§ WORK TO COMPLETE
Return the complete listing that follows, with each line reproduced exactly.

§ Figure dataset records
○ ○ ○ ○ ○ ○ ○
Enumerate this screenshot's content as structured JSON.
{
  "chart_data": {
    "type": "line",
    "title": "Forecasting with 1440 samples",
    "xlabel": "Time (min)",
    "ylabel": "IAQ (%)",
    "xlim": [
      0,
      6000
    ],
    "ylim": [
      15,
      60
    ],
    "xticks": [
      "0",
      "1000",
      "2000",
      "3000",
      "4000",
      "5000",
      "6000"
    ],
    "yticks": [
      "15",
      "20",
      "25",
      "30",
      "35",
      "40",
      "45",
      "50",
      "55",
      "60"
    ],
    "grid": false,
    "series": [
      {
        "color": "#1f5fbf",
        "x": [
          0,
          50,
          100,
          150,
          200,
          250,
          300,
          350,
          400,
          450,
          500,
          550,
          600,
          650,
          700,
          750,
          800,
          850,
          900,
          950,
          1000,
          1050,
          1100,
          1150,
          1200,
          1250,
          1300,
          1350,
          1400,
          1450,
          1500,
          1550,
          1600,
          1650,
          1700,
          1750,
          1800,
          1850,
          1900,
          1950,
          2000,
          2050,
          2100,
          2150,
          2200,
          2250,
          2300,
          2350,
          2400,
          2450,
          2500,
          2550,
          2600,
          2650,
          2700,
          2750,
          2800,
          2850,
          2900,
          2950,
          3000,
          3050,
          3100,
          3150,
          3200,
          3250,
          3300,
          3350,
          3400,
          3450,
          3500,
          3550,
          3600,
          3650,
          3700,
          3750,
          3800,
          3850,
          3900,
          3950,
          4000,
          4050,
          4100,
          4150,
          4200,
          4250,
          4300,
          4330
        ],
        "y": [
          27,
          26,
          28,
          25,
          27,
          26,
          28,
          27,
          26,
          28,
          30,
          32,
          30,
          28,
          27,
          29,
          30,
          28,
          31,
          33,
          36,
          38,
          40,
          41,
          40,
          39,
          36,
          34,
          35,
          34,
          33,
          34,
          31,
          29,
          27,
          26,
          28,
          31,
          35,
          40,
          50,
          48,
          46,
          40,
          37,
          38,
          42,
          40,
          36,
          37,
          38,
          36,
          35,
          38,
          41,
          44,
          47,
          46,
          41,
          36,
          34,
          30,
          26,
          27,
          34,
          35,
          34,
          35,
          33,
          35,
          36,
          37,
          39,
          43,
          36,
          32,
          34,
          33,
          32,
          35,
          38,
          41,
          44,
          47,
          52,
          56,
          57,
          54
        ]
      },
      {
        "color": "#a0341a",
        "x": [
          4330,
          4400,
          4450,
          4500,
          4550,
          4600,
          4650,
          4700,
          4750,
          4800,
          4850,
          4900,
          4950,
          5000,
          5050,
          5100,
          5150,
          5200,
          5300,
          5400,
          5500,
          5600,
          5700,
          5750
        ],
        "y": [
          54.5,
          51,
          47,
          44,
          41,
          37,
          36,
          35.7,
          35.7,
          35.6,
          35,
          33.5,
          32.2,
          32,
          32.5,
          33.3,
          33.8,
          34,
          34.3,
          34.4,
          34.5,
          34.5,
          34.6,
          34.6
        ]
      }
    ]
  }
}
○ ○ ○ ○ ○ ○ ○
§ REPLY TO THE EXERCISE
Enumerate this screenshot's content as structured JSON.
{
  "chart_data": {
    "type": "line",
    "title": "Forecasting with 1440 samples",
    "xlabel": "Time (min)",
    "ylabel": "IAQ (%)",
    "xlim": [
      0,
      6000
    ],
    "ylim": [
      15,
      60
    ],
    "xticks": [
      "0",
      "1000",
      "2000",
      "3000",
      "4000",
      "5000",
      "6000"
    ],
    "yticks": [
      "15",
      "20",
      "25",
      "30",
      "35",
      "40",
      "45",
      "50",
      "55",
      "60"
    ],
    "grid": false,
    "series": [
      {
        "color": "#1f5fbf",
        "x": [
          0,
          50,
          100,
          150,
          200,
          250,
          300,
          350,
          400,
          450,
          500,
          550,
          600,
          650,
          700,
          750,
          800,
          850,
          900,
          950,
          1000,
          1050,
          1100,
          1150,
          1200,
          1250,
          1300,
          1350,
          1400,
          1450,
          1500,
          1550,
          1600,
          1650,
          1700,
          1750,
          1800,
          1850,
          1900,
          1950,
          2000,
          2050,
          2100,
          2150,
          2200,
          2250,
          2300,
          2350,
          2400,
          2450,
          2500,
          2550,
          2600,
          2650,
          2700,
          2750,
          2800,
          2850,
          2900,
          2950,
          3000,
          3050,
          3100,
          3150,
          3200,
          3250,
          3300,
          3350,
          3400,
          3450,
          3500,
          3550,
          3600,
          3650,
          3700,
          3750,
          3800,
          3850,
          3900,
          3950,
          4000,
          4050,
          4100,
          4150,
          4200,
          4250,
          4300,
          4330
        ],
        "y": [
          27,
          26,
          28,
          25,
          27,
          26,
          28,
          27,
          26,
          28,
          30,
          32,
          30,
          28,
          27,
          29,
          30,
          28,
          31,
          33,
          36,
          38,
          40,
          41,
          40,
          39,
          36,
          34,
          35,
          34,
          33,
          34,
          31,
          29,
          27,
          26,
          28,
          31,
          35,
          40,
          50,
          48,
          46,
          40,
          37,
          38,
          42,
          40,
          36,
          37,
          38,
          36,
          35,
          38,
          41,
          44,
          47,
          46,
          41,
          36,
          34,
          30,
          26,
          27,
          34,
          35,
          34,
          35,
          33,
          35,
          36,
          37,
          39,
          43,
          36,
          32,
          34,
          33,
          32,
          35,
          38,
          41,
          44,
          47,
          52,
          56,
          57,
          54
        ]
      },
      {
        "color": "#a0341a",
        "x": [
          4330,
          4400,
          4450,
          4500,
          4550,
          4600,
          4650,
          4700,
          4750,
          4800,
          4850,
          4900,
          4950,
          5000,
          5050,
          5100,
          5150,
          5200,
          5300,
          5400,
          5500,
          5600,
          5700,
          5750
        ],
        "y": [
          54.5,
          51,
          47,
          44,
          41,
          37,
          36,
          35.7,
          35.7,
          35.6,
          35,
          33.5,
          32.2,
          32,
          32.5,
          33.3,
          33.8,
          34,
          34.3,
          34.4,
          34.5,
          34.5,
          34.6,
          34.6
        ]
      }
    ]
  }
}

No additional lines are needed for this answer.